#### Set exercise:
All lines holding the string "close" are to be shown.

#### Excerpted data:
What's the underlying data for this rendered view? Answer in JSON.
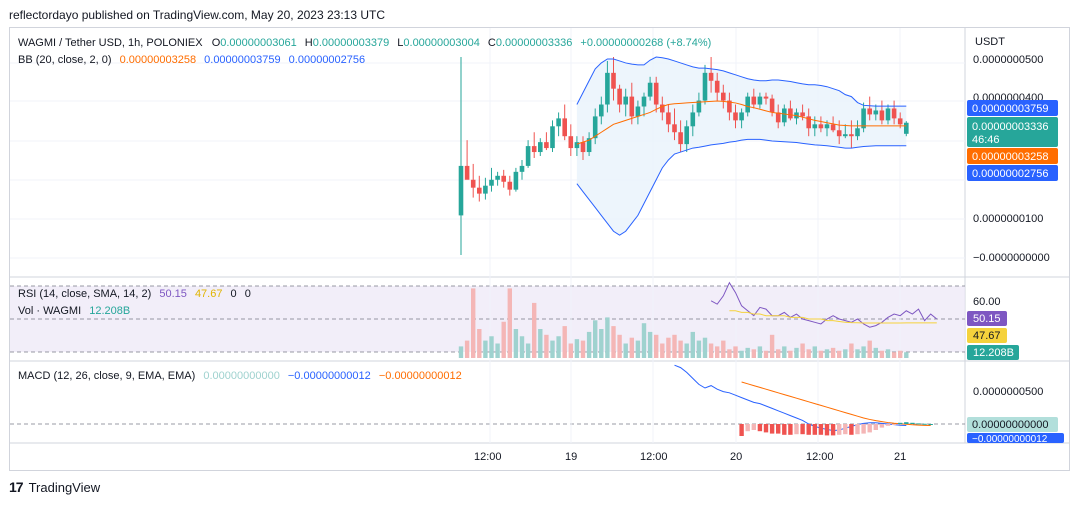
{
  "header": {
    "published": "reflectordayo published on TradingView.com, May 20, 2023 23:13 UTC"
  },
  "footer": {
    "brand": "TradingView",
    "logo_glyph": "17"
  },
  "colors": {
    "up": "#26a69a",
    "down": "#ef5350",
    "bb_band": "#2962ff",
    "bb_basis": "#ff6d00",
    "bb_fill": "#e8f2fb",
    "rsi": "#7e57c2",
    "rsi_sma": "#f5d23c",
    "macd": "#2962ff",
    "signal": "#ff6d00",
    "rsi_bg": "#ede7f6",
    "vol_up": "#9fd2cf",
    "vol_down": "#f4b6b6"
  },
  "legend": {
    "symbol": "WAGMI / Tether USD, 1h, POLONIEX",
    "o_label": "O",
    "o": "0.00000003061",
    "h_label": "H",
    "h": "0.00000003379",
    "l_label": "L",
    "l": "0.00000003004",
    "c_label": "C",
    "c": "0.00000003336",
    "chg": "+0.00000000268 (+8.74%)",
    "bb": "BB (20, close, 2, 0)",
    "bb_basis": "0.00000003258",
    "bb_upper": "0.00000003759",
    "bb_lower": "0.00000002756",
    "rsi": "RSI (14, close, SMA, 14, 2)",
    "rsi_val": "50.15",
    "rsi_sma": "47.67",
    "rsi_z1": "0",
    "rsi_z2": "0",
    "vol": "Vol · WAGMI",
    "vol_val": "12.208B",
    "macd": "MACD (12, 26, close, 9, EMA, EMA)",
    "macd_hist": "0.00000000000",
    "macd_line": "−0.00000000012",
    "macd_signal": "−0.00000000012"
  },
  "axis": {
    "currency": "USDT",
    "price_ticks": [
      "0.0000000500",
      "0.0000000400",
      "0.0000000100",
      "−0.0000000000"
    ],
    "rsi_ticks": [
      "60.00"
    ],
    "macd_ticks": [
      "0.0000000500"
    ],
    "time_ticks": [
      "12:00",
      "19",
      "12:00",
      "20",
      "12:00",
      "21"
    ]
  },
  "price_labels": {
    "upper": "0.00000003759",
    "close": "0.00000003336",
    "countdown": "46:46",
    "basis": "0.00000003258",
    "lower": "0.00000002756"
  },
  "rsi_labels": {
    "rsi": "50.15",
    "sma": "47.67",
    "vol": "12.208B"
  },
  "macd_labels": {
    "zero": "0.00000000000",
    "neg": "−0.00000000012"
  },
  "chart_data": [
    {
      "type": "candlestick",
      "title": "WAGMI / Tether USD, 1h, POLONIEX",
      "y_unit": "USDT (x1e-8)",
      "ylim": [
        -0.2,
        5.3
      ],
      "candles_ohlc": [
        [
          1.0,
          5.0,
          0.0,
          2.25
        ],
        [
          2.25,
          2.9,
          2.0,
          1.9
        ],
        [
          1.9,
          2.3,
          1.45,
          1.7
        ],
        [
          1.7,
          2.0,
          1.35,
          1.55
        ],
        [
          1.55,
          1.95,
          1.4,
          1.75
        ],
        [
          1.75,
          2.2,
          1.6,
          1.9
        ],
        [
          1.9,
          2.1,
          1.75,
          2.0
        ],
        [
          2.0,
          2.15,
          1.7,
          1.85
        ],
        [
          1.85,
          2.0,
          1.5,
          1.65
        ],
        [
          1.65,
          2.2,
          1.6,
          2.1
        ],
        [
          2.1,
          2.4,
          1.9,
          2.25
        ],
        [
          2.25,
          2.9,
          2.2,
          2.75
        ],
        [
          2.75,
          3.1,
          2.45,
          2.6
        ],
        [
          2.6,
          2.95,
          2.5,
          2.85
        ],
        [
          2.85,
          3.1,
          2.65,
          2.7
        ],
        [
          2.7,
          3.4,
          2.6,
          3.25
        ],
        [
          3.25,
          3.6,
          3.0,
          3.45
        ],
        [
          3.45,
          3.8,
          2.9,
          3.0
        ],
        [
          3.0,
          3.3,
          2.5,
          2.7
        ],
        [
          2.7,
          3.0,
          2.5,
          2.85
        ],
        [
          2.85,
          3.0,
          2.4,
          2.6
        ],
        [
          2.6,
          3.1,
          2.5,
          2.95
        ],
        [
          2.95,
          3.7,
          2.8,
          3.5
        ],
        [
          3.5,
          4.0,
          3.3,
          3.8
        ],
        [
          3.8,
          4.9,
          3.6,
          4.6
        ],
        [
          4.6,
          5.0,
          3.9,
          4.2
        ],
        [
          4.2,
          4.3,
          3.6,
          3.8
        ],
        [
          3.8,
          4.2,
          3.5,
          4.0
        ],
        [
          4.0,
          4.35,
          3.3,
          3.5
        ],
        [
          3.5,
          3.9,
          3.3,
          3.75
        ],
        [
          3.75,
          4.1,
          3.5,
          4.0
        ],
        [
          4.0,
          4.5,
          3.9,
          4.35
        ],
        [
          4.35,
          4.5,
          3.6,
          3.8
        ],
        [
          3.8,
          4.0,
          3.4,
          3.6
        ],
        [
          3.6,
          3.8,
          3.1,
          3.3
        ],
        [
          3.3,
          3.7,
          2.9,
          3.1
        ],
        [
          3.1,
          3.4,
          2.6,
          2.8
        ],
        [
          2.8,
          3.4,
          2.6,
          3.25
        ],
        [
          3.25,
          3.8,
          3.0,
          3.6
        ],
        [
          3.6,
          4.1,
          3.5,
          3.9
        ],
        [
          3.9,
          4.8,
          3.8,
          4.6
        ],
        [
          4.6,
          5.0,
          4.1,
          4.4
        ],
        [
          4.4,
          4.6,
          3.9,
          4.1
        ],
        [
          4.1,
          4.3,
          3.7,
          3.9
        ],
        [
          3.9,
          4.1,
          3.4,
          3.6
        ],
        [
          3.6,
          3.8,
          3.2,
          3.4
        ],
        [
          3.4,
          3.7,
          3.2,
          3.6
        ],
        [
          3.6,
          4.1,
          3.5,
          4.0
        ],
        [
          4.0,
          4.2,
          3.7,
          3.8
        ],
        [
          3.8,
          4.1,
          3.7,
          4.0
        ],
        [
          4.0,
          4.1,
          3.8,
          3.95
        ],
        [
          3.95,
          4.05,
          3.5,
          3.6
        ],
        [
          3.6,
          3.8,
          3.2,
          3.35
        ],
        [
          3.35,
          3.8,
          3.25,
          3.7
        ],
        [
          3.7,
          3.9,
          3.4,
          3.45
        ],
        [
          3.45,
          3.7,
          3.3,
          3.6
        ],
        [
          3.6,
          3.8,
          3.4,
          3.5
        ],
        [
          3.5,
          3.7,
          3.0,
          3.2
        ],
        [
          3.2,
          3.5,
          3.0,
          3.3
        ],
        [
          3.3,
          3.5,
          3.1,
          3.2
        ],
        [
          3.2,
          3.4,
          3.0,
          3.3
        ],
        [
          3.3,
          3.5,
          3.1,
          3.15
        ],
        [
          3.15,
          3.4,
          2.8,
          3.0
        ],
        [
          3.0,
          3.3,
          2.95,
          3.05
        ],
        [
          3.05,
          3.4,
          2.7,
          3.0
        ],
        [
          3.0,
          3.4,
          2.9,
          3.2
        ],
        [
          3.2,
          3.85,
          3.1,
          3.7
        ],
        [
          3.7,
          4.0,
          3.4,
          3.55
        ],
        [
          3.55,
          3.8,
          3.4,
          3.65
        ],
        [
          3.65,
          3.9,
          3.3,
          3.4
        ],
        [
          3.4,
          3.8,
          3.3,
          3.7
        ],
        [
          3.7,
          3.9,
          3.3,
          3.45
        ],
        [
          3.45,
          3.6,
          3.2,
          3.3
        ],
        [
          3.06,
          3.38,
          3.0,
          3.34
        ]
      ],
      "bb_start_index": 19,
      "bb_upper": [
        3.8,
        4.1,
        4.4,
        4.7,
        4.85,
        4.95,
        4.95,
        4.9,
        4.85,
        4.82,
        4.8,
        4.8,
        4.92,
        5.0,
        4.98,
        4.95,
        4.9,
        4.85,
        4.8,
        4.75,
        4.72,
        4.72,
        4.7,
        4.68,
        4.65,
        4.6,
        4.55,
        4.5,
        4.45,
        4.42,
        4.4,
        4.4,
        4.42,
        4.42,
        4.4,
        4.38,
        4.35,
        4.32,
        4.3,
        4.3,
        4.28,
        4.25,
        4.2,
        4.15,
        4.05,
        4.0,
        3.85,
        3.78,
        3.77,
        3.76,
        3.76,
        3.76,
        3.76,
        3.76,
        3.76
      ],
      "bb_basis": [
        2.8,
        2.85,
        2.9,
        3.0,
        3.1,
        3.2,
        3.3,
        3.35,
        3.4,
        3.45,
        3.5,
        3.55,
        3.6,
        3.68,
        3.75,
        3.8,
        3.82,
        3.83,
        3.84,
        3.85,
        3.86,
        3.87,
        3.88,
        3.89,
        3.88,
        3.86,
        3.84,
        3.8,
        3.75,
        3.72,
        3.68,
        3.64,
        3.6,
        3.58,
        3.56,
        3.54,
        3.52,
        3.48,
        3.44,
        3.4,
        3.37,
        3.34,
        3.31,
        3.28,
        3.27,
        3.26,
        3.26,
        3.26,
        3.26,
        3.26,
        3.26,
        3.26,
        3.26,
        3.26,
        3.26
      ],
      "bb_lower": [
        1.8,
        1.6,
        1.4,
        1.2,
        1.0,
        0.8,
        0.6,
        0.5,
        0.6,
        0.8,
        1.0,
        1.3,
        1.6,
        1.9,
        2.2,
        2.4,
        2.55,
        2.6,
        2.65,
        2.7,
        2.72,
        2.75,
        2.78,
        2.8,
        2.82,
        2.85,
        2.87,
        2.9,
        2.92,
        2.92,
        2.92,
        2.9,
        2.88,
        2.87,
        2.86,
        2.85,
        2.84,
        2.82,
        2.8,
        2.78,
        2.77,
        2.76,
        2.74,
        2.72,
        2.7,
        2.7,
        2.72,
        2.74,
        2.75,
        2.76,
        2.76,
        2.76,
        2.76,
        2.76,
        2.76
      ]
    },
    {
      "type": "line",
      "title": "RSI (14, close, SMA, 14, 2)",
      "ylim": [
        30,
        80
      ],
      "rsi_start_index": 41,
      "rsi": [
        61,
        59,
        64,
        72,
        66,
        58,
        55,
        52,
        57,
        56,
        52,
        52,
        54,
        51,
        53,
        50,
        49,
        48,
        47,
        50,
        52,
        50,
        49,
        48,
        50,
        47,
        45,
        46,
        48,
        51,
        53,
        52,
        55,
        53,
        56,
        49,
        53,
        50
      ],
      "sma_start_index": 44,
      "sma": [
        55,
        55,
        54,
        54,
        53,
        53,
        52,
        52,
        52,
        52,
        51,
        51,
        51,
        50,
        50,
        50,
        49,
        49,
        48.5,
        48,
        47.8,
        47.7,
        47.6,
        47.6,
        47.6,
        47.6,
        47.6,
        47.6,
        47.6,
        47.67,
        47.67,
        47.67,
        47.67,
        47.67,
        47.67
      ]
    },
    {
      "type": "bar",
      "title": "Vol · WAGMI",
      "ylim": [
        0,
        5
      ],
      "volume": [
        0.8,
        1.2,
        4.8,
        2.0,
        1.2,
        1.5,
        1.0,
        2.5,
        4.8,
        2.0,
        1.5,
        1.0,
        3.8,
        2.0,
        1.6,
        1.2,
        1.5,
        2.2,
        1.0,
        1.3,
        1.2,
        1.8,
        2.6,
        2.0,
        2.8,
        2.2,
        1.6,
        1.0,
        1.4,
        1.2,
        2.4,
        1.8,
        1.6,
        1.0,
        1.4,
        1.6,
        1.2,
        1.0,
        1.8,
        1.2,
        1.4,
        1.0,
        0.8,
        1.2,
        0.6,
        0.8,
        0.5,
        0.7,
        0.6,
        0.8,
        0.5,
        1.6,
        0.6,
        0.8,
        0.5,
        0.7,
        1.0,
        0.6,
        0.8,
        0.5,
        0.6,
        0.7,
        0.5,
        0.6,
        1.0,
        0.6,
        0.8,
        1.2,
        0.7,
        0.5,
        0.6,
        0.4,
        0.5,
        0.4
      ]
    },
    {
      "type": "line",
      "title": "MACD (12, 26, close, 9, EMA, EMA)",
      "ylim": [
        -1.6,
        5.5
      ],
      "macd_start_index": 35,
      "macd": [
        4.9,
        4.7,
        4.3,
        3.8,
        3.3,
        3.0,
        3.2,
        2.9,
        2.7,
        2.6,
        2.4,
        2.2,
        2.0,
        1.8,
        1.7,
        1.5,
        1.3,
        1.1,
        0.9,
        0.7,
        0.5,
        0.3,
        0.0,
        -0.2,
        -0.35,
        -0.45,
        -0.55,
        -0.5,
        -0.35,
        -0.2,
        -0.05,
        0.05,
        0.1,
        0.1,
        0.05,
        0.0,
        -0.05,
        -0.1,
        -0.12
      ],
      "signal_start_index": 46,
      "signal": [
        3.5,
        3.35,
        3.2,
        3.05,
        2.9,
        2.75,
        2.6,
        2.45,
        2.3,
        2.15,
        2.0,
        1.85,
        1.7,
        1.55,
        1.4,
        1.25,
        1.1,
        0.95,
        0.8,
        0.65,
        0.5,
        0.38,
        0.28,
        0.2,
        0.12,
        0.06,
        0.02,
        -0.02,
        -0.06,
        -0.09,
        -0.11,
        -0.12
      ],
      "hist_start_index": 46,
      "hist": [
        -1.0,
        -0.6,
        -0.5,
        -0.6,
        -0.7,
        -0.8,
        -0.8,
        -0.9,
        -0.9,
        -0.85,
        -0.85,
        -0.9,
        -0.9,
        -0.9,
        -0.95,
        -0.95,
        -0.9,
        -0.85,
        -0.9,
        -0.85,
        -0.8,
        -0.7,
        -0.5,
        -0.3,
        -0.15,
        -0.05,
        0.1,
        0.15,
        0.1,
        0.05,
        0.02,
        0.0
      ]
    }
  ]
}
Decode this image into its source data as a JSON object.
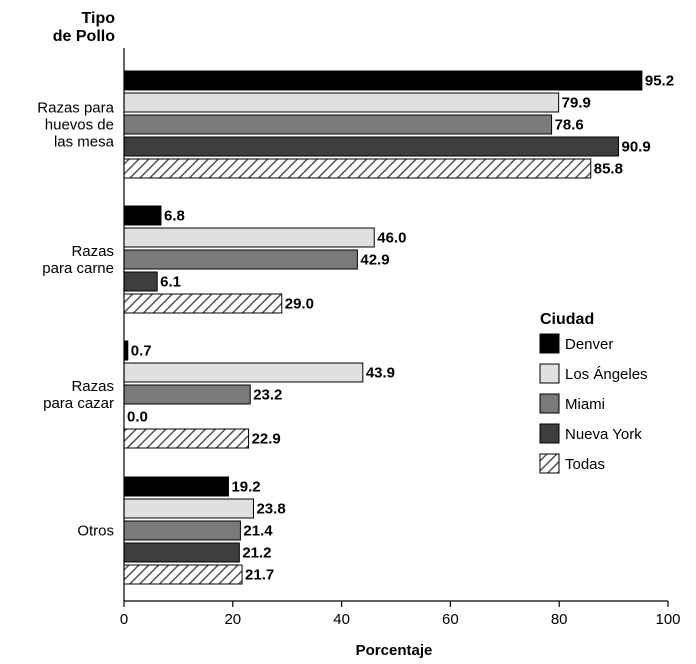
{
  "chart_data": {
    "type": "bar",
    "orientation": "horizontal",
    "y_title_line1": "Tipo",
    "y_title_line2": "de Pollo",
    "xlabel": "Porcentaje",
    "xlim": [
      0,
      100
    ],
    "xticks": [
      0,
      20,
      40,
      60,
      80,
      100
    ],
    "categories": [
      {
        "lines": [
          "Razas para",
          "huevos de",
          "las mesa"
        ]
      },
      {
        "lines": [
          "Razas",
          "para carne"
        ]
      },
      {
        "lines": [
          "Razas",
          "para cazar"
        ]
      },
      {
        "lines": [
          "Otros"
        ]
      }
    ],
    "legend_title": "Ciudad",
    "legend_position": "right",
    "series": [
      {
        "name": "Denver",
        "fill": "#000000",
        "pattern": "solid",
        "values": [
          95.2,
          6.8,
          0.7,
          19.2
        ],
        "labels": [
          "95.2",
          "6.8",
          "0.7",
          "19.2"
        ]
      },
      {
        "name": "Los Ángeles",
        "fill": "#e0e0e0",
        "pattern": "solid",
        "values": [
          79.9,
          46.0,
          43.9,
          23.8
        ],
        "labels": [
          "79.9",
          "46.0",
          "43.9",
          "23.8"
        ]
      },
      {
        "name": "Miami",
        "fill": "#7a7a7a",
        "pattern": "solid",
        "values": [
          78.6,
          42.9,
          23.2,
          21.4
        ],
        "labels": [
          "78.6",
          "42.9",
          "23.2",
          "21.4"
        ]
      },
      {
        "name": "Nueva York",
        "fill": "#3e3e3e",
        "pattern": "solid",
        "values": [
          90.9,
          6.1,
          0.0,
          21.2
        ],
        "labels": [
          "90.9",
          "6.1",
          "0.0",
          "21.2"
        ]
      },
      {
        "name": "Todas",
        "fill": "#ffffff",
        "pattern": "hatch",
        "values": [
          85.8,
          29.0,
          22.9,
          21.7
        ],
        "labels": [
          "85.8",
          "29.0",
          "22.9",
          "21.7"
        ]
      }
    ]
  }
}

#### Solution to this task:
    "bb": "BB (20, close, 2, 0)",
    "rsi": "RSI (14, close, SMA, 14, 2)",
    "macd": "MACD (12, 26, close, 9, EMA, EMA)",
    "close": "0.00000003336",
      "title": "RSI (14, close, SMA, 14, 2)",
      "title": "MACD (12, 26, close, 9, EMA, EMA)",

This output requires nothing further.